| To be done |
Your task is to print the material below exactly as presented.

— start Data for the task —

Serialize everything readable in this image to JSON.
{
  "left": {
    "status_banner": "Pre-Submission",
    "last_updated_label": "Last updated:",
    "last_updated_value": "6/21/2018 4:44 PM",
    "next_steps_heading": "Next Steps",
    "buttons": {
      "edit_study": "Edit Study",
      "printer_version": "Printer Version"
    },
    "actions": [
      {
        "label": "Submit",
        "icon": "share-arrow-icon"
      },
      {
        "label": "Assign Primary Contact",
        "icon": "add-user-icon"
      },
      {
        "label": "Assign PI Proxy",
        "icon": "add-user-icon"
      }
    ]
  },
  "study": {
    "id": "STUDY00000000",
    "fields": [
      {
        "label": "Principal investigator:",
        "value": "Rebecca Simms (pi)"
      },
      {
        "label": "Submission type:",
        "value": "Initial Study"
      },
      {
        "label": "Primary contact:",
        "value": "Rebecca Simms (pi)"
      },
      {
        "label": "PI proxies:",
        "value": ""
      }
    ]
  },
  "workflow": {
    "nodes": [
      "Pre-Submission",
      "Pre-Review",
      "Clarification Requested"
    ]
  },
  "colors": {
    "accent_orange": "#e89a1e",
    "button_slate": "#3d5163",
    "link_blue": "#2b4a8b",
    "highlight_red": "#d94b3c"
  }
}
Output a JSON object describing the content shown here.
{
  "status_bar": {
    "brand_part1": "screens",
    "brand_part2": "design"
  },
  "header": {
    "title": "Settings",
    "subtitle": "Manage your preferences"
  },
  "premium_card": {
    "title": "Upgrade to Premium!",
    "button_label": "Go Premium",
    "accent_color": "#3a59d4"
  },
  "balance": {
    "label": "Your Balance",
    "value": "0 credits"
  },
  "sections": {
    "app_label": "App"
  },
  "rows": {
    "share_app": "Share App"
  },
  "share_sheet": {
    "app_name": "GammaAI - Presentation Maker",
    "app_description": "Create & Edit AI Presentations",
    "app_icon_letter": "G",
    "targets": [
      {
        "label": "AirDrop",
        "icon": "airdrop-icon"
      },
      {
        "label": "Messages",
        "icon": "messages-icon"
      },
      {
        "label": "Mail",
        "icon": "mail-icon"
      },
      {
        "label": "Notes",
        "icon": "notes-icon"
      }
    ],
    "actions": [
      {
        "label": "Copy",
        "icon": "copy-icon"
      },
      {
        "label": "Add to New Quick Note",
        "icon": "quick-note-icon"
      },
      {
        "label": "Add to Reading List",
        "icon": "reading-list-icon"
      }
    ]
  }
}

— end Data for the task —

| Output |
Serialize everything readable in this image to JSON.
{
  "left": {
    "status_banner": "Pre-Submission",
    "last_updated_label": "Last updated:",
    "last_updated_value": "6/21/2018 4:44 PM",
    "next_steps_heading": "Next Steps",
    "buttons": {
      "edit_study": "Edit Study",
      "printer_version": "Printer Version"
    },
    "actions": [
      {
        "label": "Submit",
        "icon": "share-arrow-icon"
      },
      {
        "label": "Assign Primary Contact",
        "icon": "add-user-icon"
      },
      {
        "label": "Assign PI Proxy",
        "icon": "add-user-icon"
      }
    ]
  },
  "study": {
    "id": "STUDY00000000",
    "fields": [
      {
        "label": "Principal investigator:",
        "value": "Rebecca Simms (pi)"
      },
      {
        "label": "Submission type:",
        "value": "Initial Study"
      },
      {
        "label": "Primary contact:",
        "value": "Rebecca Simms (pi)"
      },
      {
        "label": "PI proxies:",
        "value": ""
      }
    ]
  },
  "workflow": {
    "nodes": [
      "Pre-Submission",
      "Pre-Review",
      "Clarification Requested"
    ]
  },
  "colors": {
    "accent_orange": "#e89a1e",
    "button_slate": "#3d5163",
    "link_blue": "#2b4a8b",
    "highlight_red": "#d94b3c"
  }
}
Output a JSON object describing the content shown here.
{
  "status_bar": {
    "brand_part1": "screens",
    "brand_part2": "design"
  },
  "header": {
    "title": "Settings",
    "subtitle": "Manage your preferences"
  },
  "premium_card": {
    "title": "Upgrade to Premium!",
    "button_label": "Go Premium",
    "accent_color": "#3a59d4"
  },
  "balance": {
    "label": "Your Balance",
    "value": "0 credits"
  },
  "sections": {
    "app_label": "App"
  },
  "rows": {
    "share_app": "Share App"
  },
  "share_sheet": {
    "app_name": "GammaAI - Presentation Maker",
    "app_description": "Create & Edit AI Presentations",
    "app_icon_letter": "G",
    "targets": [
      {
        "label": "AirDrop",
        "icon": "airdrop-icon"
      },
      {
        "label": "Messages",
        "icon": "messages-icon"
      },
      {
        "label": "Mail",
        "icon": "mail-icon"
      },
      {
        "label": "Notes",
        "icon": "notes-icon"
      }
    ],
    "actions": [
      {
        "label": "Copy",
        "icon": "copy-icon"
      },
      {
        "label": "Add to New Quick Note",
        "icon": "quick-note-icon"
      },
      {
        "label": "Add to Reading List",
        "icon": "reading-list-icon"
      }
    ]
  }
}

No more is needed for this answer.